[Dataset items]
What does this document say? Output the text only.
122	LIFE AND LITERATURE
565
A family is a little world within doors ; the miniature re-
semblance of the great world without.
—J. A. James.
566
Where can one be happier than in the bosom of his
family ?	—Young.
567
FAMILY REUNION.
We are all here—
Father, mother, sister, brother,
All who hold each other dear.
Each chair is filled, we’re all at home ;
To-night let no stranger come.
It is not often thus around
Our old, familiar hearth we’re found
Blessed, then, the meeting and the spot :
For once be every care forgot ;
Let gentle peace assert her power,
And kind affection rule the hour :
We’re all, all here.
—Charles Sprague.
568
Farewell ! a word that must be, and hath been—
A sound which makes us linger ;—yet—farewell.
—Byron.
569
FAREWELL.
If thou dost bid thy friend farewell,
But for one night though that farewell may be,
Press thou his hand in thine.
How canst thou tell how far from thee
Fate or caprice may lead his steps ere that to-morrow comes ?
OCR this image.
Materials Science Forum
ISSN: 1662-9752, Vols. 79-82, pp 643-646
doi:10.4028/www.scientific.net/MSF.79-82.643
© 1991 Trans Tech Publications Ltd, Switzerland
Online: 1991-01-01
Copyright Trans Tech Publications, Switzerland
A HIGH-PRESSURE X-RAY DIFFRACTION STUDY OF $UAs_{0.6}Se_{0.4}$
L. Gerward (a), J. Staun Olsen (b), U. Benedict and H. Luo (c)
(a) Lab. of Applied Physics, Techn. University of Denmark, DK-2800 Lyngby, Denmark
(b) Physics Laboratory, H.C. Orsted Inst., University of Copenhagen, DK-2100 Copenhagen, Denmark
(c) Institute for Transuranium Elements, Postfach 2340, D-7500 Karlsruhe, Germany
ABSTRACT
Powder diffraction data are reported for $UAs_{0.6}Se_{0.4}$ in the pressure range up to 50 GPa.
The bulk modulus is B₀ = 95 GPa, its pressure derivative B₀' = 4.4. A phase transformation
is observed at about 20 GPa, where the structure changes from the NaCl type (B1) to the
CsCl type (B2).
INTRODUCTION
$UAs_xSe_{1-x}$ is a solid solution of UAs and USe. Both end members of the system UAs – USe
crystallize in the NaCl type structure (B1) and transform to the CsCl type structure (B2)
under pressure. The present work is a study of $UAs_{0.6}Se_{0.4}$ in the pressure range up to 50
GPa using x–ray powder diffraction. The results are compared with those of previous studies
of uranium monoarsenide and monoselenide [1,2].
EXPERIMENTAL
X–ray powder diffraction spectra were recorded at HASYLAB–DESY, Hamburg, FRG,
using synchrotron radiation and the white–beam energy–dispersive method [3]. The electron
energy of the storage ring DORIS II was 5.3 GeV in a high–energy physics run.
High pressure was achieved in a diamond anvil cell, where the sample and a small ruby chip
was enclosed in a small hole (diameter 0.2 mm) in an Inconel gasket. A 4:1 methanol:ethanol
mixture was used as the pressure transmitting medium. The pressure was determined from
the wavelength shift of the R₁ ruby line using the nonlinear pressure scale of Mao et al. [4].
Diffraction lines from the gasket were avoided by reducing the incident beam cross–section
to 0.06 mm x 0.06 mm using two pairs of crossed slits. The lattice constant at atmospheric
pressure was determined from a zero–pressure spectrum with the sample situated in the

● WORK INSTRUCTIONS: Each line of the listing should be echoed back exactly.

● FULL OUTPUT:
What does this document say? Output the text only.
122	LIFE AND LITERATURE
565
A family is a little world within doors ; the miniature re-
semblance of the great world without.
—J. A. James.
566
Where can one be happier than in the bosom of his
family ?	—Young.
567
FAMILY REUNION.
We are all here—
Father, mother, sister, brother,
All who hold each other dear.
Each chair is filled, we’re all at home ;
To-night let no stranger come.
It is not often thus around
Our old, familiar hearth we’re found
Blessed, then, the meeting and the spot :
For once be every care forgot ;
Let gentle peace assert her power,
And kind affection rule the hour :
We’re all, all here.
—Charles Sprague.
568
Farewell ! a word that must be, and hath been—
A sound which makes us linger ;—yet—farewell.
—Byron.
569
FAREWELL.
If thou dost bid thy friend farewell,
But for one night though that farewell may be,
Press thou his hand in thine.
How canst thou tell how far from thee
Fate or caprice may lead his steps ere that to-morrow comes ?
OCR this image.
Materials Science Forum
ISSN: 1662-9752, Vols. 79-82, pp 643-646
doi:10.4028/www.scientific.net/MSF.79-82.643
© 1991 Trans Tech Publications Ltd, Switzerland
Online: 1991-01-01
Copyright Trans Tech Publications, Switzerland
A HIGH-PRESSURE X-RAY DIFFRACTION STUDY OF $UAs_{0.6}Se_{0.4}$
L. Gerward (a), J. Staun Olsen (b), U. Benedict and H. Luo (c)
(a) Lab. of Applied Physics, Techn. University of Denmark, DK-2800 Lyngby, Denmark
(b) Physics Laboratory, H.C. Orsted Inst., University of Copenhagen, DK-2100 Copenhagen, Denmark
(c) Institute for Transuranium Elements, Postfach 2340, D-7500 Karlsruhe, Germany
ABSTRACT
Powder diffraction data are reported for $UAs_{0.6}Se_{0.4}$ in the pressure range up to 50 GPa.
The bulk modulus is B₀ = 95 GPa, its pressure derivative B₀' = 4.4. A phase transformation
is observed at about 20 GPa, where the structure changes from the NaCl type (B1) to the
CsCl type (B2).
INTRODUCTION
$UAs_xSe_{1-x}$ is a solid solution of UAs and USe. Both end members of the system UAs – USe
crystallize in the NaCl type structure (B1) and transform to the CsCl type structure (B2)
under pressure. The present work is a study of $UAs_{0.6}Se_{0.4}$ in the pressure range up to 50
GPa using x–ray powder diffraction. The results are compared with those of previous studies
of uranium monoarsenide and monoselenide [1,2].
EXPERIMENTAL
X–ray powder diffraction spectra were recorded at HASYLAB–DESY, Hamburg, FRG,
using synchrotron radiation and the white–beam energy–dispersive method [3]. The electron
energy of the storage ring DORIS II was 5.3 GeV in a high–energy physics run.
High pressure was achieved in a diamond anvil cell, where the sample and a small ruby chip
was enclosed in a small hole (diameter 0.2 mm) in an Inconel gasket. A 4:1 methanol:ethanol
mixture was used as the pressure transmitting medium. The pressure was determined from
the wavelength shift of the R₁ ruby line using the nonlinear pressure scale of Mao et al. [4].
Diffraction lines from the gasket were avoided by reducing the incident beam cross–section
to 0.06 mm x 0.06 mm using two pairs of crossed slits. The lattice constant at atmospheric
pressure was determined from a zero–pressure spectrum with the sample situated in the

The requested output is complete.